======== ZITIERTER ABSCHNITT

Eugene F. Stoermer verwendete den Begriff „A.“ bereits in den 1980er Jahren in seinen Seminaren an der Universität Michigan. Unabhängig davon brachte der Atmosphärenchemiker und Nobelpreisträger Paul Josef Crutzen den Begriff ins Gespräch und sorgte nach der Jahrtausendwende für seine öffentliche Verbreitung. Darüber hinaus sind verschiedene Vorläuferkonzepte bekannt. Schon im 18. Jh. bezeichnete der französische Gelehrte Buffon die letzte Epoche seiner Naturgeschichte als „Zeitalter, in dem menschliches Vermögen dem der Natur sekundiert“ (Buffon 1780: 164). Im 19. Jh. sprachen Thomas Jenkyn (1854), Ernst Haeckel (1868) und Antonio Stoppani (1873) von einem anthropozoischen Zeitalter als jüngster erdgeschichtlicher Epoche. V. a. Haeckel legte den bemerkenswerten Versuch einer geologischen Epochalisierung vor, in der er das jüngste und kürzeste Erdzeitalter auch als „Menschen- und Culturzeit“ bezeichnete. Damit wollte er dem Menschen ausdrücklich keine „privilegirte Ausnahmestellung in der Natur“ einräumen (Haeckel 1898: 386). Als weitere Vorläuferkonzepte wurden in der Diskussion u. a. Charles Schucherts „Psychozoische Ära“ (1918) sowie Wladimir Iwanowitsch Wernadskys und Pierre Teilhard de Chardins „Noosphäre“ (1923) angeführt.

================
======== INHALT DES DATENSATZES

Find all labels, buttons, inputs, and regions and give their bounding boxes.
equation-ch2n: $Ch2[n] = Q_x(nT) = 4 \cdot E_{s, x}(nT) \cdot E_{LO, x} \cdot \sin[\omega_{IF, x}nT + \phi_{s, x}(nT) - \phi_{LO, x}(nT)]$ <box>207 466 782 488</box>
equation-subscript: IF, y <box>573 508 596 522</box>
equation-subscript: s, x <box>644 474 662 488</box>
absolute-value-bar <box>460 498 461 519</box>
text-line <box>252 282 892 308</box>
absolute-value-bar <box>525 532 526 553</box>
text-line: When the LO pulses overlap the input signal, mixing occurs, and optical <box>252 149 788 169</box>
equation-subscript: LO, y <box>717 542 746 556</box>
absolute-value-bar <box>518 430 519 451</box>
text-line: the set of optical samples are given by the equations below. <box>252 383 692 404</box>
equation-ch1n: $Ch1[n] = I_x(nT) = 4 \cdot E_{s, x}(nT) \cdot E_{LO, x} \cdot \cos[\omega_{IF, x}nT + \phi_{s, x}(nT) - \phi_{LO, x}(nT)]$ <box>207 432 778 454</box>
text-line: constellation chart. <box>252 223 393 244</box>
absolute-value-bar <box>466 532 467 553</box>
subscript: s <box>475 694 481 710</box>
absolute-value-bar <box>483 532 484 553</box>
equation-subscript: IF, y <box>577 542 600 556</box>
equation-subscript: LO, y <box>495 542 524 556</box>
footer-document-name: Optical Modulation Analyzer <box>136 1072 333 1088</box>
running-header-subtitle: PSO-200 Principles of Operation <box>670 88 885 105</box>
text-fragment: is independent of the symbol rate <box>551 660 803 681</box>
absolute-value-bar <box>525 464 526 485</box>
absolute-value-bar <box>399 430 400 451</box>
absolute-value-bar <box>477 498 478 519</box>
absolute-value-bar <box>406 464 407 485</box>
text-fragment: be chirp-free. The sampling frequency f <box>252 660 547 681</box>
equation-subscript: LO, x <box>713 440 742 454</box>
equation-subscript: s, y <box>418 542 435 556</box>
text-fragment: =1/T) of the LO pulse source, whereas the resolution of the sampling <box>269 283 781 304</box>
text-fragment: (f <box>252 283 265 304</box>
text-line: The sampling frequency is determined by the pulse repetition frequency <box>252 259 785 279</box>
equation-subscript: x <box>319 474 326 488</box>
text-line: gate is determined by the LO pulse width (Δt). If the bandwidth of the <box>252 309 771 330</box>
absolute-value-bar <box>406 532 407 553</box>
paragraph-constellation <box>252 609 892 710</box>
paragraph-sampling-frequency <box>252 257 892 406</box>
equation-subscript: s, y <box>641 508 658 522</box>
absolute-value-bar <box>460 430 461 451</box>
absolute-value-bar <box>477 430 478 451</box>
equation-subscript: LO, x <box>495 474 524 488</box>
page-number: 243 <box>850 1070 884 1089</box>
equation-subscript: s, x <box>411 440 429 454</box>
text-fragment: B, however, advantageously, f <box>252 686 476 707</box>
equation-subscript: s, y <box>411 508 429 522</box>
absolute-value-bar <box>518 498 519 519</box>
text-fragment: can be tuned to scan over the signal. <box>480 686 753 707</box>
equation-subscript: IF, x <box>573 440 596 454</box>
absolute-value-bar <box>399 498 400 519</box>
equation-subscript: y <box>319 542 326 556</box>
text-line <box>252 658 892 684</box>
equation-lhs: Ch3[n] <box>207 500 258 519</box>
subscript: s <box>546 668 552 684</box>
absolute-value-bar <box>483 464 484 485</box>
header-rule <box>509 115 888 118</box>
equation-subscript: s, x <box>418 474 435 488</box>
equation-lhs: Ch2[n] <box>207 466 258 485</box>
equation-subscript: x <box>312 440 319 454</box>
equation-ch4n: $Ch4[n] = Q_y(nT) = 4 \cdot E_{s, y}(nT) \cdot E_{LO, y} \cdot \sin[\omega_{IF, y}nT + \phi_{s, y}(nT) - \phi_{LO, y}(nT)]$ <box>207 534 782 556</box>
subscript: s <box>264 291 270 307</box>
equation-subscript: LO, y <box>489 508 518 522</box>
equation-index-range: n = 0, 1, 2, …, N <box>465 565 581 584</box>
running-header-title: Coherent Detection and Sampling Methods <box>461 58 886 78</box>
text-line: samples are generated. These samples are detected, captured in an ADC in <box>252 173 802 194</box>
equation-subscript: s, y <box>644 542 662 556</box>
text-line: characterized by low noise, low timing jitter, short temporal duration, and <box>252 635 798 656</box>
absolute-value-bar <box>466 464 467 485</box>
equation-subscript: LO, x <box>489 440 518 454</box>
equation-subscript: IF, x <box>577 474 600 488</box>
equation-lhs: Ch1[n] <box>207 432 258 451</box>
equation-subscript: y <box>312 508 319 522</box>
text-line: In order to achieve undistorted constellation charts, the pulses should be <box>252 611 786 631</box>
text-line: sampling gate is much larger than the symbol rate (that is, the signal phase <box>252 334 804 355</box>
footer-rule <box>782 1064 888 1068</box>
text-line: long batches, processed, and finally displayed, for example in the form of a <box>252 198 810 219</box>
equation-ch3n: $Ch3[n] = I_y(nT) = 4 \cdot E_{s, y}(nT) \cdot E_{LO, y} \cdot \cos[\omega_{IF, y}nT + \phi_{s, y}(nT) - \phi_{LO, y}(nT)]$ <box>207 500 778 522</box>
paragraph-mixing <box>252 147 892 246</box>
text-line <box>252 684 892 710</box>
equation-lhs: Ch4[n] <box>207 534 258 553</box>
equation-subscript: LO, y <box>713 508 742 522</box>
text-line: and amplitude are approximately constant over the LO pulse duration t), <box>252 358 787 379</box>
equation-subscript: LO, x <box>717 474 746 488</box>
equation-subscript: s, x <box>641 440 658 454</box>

================

_KURZE ÜBUNG_:
Wie nannte Haeckel laut dem Abschnitt zur Geschichte des Begriffs das jüngste und kürzeste Erdzeitalter auch?

_ERGEBNIS DER ÜBUNG_:
„Menschen- und Culturzeit“